**Task to complete:**
State the number of lines that include the string "more", and write nothing else.

----- Input material -----

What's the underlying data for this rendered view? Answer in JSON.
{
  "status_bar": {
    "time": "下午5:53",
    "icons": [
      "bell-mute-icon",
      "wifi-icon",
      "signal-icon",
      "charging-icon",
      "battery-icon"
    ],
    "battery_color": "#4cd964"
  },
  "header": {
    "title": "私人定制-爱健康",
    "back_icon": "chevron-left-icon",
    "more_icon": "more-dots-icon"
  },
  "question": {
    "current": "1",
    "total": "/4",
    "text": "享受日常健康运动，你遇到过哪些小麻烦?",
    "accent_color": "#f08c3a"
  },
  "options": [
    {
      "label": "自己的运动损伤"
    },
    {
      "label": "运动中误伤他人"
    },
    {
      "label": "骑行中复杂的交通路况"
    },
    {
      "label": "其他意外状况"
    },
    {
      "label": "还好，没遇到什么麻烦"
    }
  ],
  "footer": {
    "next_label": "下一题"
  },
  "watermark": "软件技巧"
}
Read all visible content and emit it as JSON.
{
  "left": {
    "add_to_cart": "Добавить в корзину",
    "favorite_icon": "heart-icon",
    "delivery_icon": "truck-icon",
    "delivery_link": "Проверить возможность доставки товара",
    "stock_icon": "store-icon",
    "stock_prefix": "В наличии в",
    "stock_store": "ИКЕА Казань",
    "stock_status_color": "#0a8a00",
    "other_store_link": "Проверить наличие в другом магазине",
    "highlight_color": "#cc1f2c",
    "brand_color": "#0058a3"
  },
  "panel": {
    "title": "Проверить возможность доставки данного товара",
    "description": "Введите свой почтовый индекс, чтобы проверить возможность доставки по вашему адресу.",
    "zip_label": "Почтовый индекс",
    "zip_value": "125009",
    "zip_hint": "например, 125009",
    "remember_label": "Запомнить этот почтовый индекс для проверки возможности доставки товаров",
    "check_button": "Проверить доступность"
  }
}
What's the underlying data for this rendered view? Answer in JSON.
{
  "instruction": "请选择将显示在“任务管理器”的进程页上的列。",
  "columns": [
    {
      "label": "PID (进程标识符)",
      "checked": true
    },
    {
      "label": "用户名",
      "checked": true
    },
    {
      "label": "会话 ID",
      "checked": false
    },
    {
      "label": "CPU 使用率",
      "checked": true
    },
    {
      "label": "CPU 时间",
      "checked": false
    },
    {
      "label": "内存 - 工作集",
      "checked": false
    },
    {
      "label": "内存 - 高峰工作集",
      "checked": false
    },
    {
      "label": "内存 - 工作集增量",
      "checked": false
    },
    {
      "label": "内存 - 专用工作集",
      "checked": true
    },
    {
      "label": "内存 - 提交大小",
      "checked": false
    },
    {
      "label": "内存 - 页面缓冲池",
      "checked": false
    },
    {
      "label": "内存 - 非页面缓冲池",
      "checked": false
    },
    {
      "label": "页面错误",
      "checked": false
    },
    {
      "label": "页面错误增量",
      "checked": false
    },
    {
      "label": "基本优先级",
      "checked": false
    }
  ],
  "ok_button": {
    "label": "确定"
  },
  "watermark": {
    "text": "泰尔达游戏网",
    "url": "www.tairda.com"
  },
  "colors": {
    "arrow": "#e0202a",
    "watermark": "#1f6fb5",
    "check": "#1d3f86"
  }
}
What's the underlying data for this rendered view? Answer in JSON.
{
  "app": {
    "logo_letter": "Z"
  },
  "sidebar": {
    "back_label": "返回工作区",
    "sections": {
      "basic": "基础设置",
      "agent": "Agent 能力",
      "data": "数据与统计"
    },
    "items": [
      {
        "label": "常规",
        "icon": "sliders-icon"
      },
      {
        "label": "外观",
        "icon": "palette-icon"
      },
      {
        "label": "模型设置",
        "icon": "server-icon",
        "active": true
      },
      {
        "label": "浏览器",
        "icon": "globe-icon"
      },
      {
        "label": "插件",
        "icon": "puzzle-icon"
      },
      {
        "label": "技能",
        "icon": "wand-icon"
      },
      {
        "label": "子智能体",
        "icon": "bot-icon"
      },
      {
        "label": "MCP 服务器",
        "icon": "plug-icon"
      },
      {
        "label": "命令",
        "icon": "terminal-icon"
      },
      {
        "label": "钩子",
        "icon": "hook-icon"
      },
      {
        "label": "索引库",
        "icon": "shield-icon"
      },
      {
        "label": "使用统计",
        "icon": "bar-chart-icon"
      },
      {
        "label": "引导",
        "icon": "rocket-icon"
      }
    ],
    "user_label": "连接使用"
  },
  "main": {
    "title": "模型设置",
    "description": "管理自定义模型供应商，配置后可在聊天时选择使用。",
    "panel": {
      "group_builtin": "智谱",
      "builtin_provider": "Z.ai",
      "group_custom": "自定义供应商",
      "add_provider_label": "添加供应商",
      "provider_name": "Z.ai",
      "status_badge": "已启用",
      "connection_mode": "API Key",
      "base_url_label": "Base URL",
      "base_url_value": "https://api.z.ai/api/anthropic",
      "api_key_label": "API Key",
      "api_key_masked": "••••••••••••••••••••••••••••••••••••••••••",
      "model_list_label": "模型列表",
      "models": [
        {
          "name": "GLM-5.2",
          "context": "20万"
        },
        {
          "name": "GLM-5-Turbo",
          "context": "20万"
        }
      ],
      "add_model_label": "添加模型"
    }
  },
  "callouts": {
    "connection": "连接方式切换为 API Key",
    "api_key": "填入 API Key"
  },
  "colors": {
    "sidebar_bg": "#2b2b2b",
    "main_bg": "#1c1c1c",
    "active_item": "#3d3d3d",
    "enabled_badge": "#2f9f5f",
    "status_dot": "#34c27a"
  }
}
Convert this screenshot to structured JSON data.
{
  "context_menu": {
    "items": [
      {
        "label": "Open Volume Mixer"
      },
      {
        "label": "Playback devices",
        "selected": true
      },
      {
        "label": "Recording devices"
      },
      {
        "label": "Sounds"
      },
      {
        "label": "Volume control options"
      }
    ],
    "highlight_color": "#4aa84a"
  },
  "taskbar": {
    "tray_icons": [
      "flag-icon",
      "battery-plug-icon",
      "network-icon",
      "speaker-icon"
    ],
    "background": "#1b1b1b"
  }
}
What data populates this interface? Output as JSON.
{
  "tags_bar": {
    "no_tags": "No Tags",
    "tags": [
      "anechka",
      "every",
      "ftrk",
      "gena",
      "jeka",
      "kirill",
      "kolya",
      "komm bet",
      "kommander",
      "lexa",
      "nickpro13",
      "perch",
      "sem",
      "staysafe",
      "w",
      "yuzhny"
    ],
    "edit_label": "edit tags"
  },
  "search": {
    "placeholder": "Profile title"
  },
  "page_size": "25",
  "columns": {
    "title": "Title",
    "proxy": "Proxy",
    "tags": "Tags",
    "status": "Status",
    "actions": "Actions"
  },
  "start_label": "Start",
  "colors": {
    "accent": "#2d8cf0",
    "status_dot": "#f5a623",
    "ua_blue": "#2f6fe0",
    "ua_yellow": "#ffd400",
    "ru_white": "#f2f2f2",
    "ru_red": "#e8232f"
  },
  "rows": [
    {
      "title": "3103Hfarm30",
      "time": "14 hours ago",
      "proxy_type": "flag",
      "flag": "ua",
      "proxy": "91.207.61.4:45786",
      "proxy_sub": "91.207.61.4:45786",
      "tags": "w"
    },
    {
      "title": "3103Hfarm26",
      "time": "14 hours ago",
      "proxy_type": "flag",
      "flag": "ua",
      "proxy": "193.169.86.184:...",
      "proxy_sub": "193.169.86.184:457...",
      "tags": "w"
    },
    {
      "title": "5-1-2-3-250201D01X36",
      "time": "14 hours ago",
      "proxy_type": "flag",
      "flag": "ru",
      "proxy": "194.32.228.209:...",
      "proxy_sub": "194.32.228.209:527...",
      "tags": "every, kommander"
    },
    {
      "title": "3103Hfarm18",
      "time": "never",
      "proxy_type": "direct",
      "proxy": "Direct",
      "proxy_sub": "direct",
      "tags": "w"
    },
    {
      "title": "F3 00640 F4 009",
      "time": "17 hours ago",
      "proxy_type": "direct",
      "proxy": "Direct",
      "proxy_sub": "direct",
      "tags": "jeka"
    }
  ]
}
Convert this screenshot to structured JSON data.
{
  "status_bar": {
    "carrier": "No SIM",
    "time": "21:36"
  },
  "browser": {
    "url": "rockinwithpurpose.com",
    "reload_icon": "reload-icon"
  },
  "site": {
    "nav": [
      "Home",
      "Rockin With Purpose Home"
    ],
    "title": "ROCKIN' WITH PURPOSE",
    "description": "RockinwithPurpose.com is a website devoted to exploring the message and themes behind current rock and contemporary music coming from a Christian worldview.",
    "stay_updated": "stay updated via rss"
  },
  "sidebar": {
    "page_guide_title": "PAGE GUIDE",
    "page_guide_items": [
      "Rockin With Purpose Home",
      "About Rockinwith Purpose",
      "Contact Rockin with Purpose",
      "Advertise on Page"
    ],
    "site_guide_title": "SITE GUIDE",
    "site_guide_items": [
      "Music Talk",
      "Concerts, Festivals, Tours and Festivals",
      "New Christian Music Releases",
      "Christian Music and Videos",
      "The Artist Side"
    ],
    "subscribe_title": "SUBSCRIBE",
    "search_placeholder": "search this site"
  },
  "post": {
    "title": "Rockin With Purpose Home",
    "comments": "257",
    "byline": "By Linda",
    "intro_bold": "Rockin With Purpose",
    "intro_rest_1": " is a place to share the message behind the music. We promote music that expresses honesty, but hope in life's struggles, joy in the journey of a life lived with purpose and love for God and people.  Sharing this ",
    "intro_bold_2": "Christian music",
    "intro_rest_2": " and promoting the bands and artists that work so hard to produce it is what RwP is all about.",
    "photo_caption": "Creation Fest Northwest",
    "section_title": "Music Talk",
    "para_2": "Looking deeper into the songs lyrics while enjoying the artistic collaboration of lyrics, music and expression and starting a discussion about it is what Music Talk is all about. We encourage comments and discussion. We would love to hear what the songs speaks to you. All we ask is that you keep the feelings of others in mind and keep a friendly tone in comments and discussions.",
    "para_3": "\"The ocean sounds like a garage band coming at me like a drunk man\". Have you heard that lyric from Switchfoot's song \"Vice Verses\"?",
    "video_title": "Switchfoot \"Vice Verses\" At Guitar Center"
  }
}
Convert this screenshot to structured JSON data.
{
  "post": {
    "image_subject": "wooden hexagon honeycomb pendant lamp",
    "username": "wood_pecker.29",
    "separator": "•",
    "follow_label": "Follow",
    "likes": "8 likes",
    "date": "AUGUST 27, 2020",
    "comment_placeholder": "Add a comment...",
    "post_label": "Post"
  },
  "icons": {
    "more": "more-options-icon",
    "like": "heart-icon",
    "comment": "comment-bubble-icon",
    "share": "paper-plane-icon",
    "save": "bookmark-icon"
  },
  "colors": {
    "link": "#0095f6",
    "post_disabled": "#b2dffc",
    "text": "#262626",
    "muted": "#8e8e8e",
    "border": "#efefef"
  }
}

-----

**Written reply:**
2